▶ [SET TASK] Reproduce the records word for word, from their first line through the line that contains "6, 130, 28]", with both ends included.

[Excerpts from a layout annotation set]
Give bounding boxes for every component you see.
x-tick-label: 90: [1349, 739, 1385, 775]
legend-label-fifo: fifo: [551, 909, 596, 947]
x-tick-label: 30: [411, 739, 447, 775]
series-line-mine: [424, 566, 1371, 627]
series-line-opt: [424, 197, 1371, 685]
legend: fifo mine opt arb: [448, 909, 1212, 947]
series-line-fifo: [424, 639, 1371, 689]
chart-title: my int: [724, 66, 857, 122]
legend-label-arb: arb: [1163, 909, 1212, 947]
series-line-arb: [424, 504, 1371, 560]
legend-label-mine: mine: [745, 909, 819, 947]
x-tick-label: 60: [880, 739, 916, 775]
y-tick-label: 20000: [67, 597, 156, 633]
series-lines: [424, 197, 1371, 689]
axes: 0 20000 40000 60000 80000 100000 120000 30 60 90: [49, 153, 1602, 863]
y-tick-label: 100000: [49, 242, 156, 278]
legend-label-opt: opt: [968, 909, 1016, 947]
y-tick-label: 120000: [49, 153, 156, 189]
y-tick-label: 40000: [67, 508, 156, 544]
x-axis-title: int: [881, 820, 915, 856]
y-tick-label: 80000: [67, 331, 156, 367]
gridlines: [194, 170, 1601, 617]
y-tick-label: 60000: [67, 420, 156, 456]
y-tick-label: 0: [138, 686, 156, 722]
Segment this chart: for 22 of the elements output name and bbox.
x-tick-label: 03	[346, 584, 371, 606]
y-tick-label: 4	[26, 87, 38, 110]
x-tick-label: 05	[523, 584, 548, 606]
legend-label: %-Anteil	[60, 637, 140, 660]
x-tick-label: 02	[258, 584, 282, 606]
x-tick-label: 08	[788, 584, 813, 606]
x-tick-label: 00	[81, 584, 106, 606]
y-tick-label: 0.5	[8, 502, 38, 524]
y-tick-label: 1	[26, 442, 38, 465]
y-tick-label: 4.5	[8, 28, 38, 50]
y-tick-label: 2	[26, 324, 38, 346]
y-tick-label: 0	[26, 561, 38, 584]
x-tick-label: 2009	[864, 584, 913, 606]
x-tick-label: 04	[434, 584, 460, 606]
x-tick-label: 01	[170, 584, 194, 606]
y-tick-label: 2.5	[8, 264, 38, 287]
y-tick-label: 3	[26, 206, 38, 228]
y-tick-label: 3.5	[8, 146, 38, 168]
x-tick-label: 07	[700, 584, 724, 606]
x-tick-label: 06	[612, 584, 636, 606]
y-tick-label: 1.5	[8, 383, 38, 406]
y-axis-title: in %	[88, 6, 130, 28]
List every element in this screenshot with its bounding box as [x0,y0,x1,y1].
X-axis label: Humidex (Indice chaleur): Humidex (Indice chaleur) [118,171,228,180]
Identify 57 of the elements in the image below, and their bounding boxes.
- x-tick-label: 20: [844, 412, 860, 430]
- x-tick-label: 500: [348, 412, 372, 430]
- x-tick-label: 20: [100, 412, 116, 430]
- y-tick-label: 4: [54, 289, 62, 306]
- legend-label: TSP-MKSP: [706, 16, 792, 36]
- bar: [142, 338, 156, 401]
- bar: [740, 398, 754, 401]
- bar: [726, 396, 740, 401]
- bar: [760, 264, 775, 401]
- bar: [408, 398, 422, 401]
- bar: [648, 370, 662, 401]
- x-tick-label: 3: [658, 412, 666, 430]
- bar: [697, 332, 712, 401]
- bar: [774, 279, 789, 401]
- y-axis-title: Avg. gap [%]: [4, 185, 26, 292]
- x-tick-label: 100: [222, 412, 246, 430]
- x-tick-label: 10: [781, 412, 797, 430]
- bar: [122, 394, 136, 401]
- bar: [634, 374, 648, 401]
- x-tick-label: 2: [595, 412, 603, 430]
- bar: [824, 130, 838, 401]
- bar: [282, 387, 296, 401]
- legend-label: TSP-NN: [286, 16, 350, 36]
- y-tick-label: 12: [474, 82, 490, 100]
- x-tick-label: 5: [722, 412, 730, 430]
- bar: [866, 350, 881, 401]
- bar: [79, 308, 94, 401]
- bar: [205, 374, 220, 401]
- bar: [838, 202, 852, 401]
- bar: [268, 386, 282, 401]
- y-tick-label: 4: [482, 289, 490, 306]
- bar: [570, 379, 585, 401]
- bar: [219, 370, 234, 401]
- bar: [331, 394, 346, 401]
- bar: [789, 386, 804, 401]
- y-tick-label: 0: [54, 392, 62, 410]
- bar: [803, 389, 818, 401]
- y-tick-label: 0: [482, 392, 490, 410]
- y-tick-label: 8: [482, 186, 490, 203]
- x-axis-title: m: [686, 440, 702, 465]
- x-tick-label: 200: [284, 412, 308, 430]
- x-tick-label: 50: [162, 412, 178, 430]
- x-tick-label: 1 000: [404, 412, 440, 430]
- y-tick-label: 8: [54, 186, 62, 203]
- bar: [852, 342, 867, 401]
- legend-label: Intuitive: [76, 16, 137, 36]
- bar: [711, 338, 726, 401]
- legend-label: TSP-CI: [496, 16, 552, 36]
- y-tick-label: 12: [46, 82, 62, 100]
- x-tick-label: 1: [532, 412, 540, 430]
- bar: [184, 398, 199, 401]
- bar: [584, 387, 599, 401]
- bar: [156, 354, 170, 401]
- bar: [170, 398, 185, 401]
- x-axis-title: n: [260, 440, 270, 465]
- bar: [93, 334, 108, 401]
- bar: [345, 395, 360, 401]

▶ [TASK SOLUTION]
Give bounding boxes for every component you see.
x-tick-label: 90: [1349, 739, 1385, 775]
legend-label-fifo: fifo: [551, 909, 596, 947]
x-tick-label: 30: [411, 739, 447, 775]
series-line-mine: [424, 566, 1371, 627]
series-line-opt: [424, 197, 1371, 685]
legend: fifo mine opt arb: [448, 909, 1212, 947]
series-line-fifo: [424, 639, 1371, 689]
chart-title: my int: [724, 66, 857, 122]
legend-label-arb: arb: [1163, 909, 1212, 947]
series-line-arb: [424, 504, 1371, 560]
legend-label-mine: mine: [745, 909, 819, 947]
x-tick-label: 60: [880, 739, 916, 775]
y-tick-label: 20000: [67, 597, 156, 633]
series-lines: [424, 197, 1371, 689]
axes: 0 20000 40000 60000 80000 100000 120000 30 60 90: [49, 153, 1602, 863]
y-tick-label: 100000: [49, 242, 156, 278]
legend-label-opt: opt: [968, 909, 1016, 947]
y-tick-label: 120000: [49, 153, 156, 189]
y-tick-label: 40000: [67, 508, 156, 544]
x-axis-title: int: [881, 820, 915, 856]
y-tick-label: 80000: [67, 331, 156, 367]
gridlines: [194, 170, 1601, 617]
y-tick-label: 60000: [67, 420, 156, 456]
y-tick-label: 0: [138, 686, 156, 722]
Segment this chart: for 22 of the elements output name and bbox.
x-tick-label: 03	[346, 584, 371, 606]
y-tick-label: 4	[26, 87, 38, 110]
x-tick-label: 05	[523, 584, 548, 606]
legend-label: %-Anteil	[60, 637, 140, 660]
x-tick-label: 02	[258, 584, 282, 606]
x-tick-label: 08	[788, 584, 813, 606]
x-tick-label: 00	[81, 584, 106, 606]
y-tick-label: 0.5	[8, 502, 38, 524]
y-tick-label: 1	[26, 442, 38, 465]
y-tick-label: 4.5	[8, 28, 38, 50]
y-tick-label: 2	[26, 324, 38, 346]
y-tick-label: 0	[26, 561, 38, 584]
x-tick-label: 2009	[864, 584, 913, 606]
x-tick-label: 04	[434, 584, 460, 606]
x-tick-label: 01	[170, 584, 194, 606]
y-tick-label: 2.5	[8, 264, 38, 287]
y-tick-label: 3	[26, 206, 38, 228]
y-tick-label: 3.5	[8, 146, 38, 168]
x-tick-label: 07	[700, 584, 724, 606]
x-tick-label: 06	[612, 584, 636, 606]
y-tick-label: 1.5	[8, 383, 38, 406]
y-axis-title: in %	[88, 6, 130, 28]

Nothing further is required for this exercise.